— start Data —

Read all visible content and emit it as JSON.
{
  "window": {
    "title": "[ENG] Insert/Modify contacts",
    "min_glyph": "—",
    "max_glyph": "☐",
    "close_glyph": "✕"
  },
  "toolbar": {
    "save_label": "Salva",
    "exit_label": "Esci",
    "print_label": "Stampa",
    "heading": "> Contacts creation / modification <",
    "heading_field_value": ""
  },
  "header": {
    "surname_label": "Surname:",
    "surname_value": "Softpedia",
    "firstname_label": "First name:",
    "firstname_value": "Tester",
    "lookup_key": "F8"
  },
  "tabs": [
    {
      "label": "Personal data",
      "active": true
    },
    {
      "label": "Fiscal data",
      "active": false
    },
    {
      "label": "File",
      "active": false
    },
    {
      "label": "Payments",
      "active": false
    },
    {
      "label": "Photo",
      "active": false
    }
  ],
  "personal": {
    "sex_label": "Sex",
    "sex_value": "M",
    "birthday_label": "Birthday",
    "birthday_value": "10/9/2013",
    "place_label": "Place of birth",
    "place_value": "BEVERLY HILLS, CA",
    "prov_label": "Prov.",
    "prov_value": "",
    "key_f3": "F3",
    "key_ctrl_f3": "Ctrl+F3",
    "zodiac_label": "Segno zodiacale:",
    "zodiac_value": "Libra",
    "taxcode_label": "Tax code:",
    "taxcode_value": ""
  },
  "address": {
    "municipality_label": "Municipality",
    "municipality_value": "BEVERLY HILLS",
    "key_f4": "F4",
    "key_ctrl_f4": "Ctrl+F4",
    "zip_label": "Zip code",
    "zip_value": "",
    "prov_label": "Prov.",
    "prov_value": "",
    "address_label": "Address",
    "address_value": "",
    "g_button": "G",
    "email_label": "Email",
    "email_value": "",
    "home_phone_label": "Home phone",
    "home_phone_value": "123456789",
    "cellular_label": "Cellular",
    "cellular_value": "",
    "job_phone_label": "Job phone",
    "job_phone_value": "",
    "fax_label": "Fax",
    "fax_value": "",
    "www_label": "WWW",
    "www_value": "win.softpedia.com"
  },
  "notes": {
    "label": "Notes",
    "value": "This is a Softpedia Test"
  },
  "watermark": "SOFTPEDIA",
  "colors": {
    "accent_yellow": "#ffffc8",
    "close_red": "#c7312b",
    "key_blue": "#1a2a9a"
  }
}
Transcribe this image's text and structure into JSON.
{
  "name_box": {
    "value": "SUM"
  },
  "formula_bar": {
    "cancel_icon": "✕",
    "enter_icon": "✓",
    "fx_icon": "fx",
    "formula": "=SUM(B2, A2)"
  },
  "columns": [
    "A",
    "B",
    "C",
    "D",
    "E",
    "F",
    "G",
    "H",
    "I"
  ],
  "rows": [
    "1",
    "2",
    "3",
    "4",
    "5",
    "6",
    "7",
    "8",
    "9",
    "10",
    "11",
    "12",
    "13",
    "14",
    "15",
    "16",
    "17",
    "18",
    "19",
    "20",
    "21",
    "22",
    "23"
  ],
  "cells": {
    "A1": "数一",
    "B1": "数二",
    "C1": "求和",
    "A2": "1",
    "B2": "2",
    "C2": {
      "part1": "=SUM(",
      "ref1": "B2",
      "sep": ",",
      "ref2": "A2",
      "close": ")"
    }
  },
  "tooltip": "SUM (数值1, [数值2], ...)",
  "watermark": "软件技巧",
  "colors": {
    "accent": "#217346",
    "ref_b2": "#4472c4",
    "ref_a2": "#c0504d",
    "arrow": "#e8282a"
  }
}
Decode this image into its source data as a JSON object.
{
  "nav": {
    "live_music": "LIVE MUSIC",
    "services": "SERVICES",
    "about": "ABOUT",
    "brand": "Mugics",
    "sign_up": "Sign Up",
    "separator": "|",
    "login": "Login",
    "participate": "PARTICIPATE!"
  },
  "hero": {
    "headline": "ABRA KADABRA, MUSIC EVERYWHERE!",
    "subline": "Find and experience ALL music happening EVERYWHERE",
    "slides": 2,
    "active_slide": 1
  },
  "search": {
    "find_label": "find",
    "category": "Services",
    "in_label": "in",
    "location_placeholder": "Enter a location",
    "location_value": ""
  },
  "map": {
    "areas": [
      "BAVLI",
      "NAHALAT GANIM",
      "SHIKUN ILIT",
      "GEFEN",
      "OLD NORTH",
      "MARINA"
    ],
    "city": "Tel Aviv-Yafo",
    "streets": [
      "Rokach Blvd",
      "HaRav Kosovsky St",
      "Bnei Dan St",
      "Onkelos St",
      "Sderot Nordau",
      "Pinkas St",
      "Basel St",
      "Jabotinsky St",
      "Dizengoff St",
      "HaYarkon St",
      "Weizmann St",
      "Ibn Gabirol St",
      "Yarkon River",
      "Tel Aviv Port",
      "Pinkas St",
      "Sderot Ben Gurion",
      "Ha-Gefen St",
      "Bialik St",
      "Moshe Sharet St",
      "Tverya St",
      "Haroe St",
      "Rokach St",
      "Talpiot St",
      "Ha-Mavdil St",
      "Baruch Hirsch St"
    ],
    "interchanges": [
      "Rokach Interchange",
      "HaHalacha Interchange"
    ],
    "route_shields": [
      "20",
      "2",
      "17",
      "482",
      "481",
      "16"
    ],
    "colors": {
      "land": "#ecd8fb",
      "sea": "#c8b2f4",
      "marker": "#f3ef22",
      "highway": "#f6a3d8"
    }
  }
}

— end Data —

▶ [Required work]
Search the records above for "JSON". Copy each line where it is found.

▶ [Exercise result]
Read all visible content and emit it as JSON.
Transcribe this image's text and structure into JSON.
Decode this image into its source data as a JSON object.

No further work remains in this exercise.